> **PROBLEM TO WORK ON**
What is needed is an exact copy of the entries below, from the line that contains "Enumerate this screenshot's" through the final line, both included, and nothing else.

> **GIVEN RECORDS**
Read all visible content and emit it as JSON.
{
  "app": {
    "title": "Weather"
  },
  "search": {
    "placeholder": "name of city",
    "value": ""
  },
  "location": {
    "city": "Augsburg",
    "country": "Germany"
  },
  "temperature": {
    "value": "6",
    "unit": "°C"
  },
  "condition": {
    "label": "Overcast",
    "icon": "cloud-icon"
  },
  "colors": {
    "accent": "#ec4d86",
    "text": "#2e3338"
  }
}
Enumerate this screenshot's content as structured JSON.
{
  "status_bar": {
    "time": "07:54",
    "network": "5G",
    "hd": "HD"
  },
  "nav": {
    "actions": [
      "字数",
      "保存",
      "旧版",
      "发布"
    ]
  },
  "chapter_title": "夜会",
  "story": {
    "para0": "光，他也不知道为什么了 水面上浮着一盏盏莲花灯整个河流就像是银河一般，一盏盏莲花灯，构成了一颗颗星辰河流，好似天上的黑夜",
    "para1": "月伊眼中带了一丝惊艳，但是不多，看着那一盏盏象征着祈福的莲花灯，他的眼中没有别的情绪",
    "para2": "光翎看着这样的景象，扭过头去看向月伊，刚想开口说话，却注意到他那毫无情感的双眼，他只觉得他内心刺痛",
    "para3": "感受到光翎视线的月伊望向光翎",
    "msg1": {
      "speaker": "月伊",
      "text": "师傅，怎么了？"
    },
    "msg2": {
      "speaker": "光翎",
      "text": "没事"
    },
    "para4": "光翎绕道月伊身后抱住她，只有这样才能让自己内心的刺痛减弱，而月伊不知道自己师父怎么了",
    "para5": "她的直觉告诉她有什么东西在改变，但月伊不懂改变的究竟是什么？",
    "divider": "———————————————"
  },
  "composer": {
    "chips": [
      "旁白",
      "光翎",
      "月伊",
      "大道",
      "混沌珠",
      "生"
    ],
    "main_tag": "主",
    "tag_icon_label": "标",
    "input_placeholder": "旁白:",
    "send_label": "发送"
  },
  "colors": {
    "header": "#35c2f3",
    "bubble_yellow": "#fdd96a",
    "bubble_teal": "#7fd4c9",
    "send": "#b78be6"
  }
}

> **RESULT OF THIS EXERCISE**
Enumerate this screenshot's content as structured JSON.
{
  "status_bar": {
    "time": "07:54",
    "network": "5G",
    "hd": "HD"
  },
  "nav": {
    "actions": [
      "字数",
      "保存",
      "旧版",
      "发布"
    ]
  },
  "chapter_title": "夜会",
  "story": {
    "para0": "光，他也不知道为什么了 水面上浮着一盏盏莲花灯整个河流就像是银河一般，一盏盏莲花灯，构成了一颗颗星辰河流，好似天上的黑夜",
    "para1": "月伊眼中带了一丝惊艳，但是不多，看着那一盏盏象征着祈福的莲花灯，他的眼中没有别的情绪",
    "para2": "光翎看着这样的景象，扭过头去看向月伊，刚想开口说话，却注意到他那毫无情感的双眼，他只觉得他内心刺痛",
    "para3": "感受到光翎视线的月伊望向光翎",
    "msg1": {
      "speaker": "月伊",
      "text": "师傅，怎么了？"
    },
    "msg2": {
      "speaker": "光翎",
      "text": "没事"
    },
    "para4": "光翎绕道月伊身后抱住她，只有这样才能让自己内心的刺痛减弱，而月伊不知道自己师父怎么了",
    "para5": "她的直觉告诉她有什么东西在改变，但月伊不懂改变的究竟是什么？",
    "divider": "———————————————"
  },
  "composer": {
    "chips": [
      "旁白",
      "光翎",
      "月伊",
      "大道",
      "混沌珠",
      "生"
    ],
    "main_tag": "主",
    "tag_icon_label": "标",
    "input_placeholder": "旁白:",
    "send_label": "发送"
  },
  "colors": {
    "header": "#35c2f3",
    "bubble_yellow": "#fdd96a",
    "bubble_teal": "#7fd4c9",
    "send": "#b78be6"
  }
}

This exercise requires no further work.